# Start of Data entries

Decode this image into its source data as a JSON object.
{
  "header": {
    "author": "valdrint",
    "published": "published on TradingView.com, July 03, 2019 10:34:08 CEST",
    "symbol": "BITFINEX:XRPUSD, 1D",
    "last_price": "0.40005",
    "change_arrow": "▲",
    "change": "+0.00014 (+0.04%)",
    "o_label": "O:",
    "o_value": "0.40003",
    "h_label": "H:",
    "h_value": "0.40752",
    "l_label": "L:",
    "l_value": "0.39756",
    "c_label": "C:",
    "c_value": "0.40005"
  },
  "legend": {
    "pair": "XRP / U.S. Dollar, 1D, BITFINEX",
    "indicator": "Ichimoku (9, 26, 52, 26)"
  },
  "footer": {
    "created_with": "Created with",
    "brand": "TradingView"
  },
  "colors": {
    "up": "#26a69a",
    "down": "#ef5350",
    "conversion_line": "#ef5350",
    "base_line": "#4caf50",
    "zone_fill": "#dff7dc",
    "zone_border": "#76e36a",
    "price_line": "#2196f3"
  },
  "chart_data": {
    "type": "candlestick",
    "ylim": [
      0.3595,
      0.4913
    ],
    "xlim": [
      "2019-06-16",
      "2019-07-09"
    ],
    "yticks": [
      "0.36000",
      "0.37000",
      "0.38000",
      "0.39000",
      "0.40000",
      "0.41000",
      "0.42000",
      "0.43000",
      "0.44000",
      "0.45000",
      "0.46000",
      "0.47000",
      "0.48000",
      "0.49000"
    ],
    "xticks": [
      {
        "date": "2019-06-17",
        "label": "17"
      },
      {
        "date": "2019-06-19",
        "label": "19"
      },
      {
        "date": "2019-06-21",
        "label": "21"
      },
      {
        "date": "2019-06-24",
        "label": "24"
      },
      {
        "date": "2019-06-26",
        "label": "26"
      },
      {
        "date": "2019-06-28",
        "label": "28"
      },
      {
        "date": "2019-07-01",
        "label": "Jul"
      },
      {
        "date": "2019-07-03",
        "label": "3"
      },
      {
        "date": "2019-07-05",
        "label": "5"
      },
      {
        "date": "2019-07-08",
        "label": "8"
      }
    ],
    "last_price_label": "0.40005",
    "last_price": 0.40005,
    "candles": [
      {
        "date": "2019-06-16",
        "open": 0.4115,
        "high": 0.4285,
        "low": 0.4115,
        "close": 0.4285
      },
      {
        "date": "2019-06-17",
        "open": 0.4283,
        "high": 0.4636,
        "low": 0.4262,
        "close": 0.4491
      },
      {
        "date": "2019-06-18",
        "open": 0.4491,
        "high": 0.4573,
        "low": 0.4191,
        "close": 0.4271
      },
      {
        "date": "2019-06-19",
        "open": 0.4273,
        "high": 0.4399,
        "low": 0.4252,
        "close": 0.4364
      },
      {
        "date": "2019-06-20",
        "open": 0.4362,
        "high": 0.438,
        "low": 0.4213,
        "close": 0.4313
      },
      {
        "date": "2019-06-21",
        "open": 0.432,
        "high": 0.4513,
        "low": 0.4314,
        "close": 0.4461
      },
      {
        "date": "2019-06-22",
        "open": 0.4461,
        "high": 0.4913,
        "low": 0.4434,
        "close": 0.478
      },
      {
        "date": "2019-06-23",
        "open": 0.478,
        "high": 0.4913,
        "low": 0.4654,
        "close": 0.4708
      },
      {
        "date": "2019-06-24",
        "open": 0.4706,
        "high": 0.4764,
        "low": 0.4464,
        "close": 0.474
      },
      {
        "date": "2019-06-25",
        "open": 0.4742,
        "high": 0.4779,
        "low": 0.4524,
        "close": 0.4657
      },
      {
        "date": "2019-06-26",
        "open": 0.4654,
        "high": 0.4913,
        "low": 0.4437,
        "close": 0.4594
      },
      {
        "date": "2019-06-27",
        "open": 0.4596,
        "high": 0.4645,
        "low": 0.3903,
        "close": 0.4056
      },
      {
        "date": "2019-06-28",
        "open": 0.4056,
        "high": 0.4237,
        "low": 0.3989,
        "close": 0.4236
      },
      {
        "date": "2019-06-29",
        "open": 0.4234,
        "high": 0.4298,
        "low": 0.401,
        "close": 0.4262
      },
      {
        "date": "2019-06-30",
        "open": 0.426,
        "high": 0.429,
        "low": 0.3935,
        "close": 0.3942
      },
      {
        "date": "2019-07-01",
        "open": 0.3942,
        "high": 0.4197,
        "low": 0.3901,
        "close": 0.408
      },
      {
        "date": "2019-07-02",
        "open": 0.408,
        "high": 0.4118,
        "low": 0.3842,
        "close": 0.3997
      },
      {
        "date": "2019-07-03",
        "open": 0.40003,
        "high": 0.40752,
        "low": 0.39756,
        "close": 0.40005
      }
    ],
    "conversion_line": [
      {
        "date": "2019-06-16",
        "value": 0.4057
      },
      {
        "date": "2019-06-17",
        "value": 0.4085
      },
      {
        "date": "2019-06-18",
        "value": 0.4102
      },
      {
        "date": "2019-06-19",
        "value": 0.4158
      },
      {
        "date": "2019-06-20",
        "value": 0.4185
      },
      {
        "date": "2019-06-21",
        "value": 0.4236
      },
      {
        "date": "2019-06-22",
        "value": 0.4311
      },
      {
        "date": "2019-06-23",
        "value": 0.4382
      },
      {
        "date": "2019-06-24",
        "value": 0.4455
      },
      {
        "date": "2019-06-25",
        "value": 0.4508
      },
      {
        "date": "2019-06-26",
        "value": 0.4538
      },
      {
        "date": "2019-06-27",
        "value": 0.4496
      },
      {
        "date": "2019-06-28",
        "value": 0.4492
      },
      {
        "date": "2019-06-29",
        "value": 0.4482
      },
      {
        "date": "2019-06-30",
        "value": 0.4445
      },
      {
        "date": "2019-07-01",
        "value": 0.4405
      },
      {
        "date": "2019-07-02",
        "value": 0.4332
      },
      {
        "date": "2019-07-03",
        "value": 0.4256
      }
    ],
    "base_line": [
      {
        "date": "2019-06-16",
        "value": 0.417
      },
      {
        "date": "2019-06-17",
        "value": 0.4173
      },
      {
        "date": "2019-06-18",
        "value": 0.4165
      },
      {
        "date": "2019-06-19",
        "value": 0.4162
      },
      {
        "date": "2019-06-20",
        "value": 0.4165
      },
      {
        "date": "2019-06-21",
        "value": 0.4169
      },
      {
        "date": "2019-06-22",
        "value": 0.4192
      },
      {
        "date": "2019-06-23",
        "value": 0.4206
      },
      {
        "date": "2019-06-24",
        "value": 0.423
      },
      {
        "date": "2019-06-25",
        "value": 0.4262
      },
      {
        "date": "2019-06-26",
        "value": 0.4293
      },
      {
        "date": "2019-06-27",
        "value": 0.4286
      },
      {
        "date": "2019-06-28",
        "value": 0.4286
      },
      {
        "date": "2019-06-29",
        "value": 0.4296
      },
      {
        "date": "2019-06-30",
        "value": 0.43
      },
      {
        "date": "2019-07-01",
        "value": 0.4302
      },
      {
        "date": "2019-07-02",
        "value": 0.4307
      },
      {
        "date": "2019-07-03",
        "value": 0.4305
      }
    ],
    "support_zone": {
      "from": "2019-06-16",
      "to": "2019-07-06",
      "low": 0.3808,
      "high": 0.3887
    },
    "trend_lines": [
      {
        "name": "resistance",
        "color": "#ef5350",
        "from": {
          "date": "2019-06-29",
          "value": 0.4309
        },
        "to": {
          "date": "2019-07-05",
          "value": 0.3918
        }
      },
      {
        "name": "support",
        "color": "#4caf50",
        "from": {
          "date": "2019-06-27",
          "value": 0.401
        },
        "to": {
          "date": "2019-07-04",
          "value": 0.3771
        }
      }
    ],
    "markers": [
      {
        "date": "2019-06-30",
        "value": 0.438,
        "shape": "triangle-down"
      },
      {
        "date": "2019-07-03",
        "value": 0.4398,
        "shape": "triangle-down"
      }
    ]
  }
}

# End of Data entries

## Exercise task
Gather all the lines that include the word "TradingView" and copy them out.

## Solution for this task
    "published": "published on TradingView.com, July 03, 2019 10:34:08 CEST",
    "brand": "TradingView"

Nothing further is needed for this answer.